The data below must be returned in full and exactly.

*** Begin section ***

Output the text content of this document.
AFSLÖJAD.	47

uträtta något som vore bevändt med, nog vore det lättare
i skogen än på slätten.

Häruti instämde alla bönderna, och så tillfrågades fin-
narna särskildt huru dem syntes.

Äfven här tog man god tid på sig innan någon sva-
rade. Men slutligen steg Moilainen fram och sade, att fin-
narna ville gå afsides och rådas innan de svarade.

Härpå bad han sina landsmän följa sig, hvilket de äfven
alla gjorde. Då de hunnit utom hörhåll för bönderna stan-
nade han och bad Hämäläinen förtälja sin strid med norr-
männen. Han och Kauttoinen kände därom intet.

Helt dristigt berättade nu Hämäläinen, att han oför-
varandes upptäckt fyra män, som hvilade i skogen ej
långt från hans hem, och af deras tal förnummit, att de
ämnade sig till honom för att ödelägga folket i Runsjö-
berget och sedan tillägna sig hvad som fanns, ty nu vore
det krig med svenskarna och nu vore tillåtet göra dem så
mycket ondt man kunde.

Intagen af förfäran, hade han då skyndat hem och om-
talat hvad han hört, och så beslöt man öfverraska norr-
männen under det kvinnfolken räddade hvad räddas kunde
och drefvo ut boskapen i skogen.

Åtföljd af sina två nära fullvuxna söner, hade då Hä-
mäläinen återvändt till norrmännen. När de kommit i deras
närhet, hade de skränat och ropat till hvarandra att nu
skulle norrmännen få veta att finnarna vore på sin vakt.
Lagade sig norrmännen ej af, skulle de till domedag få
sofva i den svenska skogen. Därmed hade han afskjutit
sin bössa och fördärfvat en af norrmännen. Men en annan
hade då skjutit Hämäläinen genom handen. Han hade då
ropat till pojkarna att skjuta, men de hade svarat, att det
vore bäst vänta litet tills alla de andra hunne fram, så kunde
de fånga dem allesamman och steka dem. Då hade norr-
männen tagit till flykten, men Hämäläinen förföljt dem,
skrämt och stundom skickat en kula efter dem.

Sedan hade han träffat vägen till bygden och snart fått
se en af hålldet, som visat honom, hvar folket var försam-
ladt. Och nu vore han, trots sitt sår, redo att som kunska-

*** End section ***

> Response box
Output the text content of this document.
AFSLÖJAD.	47

uträtta något som vore bevändt med, nog vore det lättare
i skogen än på slätten.

Häruti instämde alla bönderna, och så tillfrågades fin-
narna särskildt huru dem syntes.

Äfven här tog man god tid på sig innan någon sva-
rade. Men slutligen steg Moilainen fram och sade, att fin-
narna ville gå afsides och rådas innan de svarade.

Härpå bad han sina landsmän följa sig, hvilket de äfven
alla gjorde. Då de hunnit utom hörhåll för bönderna stan-
nade han och bad Hämäläinen förtälja sin strid med norr-
männen. Han och Kauttoinen kände därom intet.

Helt dristigt berättade nu Hämäläinen, att han oför-
varandes upptäckt fyra män, som hvilade i skogen ej
långt från hans hem, och af deras tal förnummit, att de
ämnade sig till honom för att ödelägga folket i Runsjö-
berget och sedan tillägna sig hvad som fanns, ty nu vore
det krig med svenskarna och nu vore tillåtet göra dem så
mycket ondt man kunde.

Intagen af förfäran, hade han då skyndat hem och om-
talat hvad han hört, och så beslöt man öfverraska norr-
männen under det kvinnfolken räddade hvad räddas kunde
och drefvo ut boskapen i skogen.

Åtföljd af sina två nära fullvuxna söner, hade då Hä-
mäläinen återvändt till norrmännen. När de kommit i deras
närhet, hade de skränat och ropat till hvarandra att nu
skulle norrmännen få veta att finnarna vore på sin vakt.
Lagade sig norrmännen ej af, skulle de till domedag få
sofva i den svenska skogen. Därmed hade han afskjutit
sin bössa och fördärfvat en af norrmännen. Men en annan
hade då skjutit Hämäläinen genom handen. Han hade då
ropat till pojkarna att skjuta, men de hade svarat, att det
vore bäst vänta litet tills alla de andra hunne fram, så kunde
de fånga dem allesamman och steka dem. Då hade norr-
männen tagit till flykten, men Hämäläinen förföljt dem,
skrämt och stundom skickat en kula efter dem.

Sedan hade han träffat vägen till bygden och snart fått
se en af hålldet, som visat honom, hvar folket var försam-
ladt. Och nu vore han, trots sitt sår, redo att som kunska-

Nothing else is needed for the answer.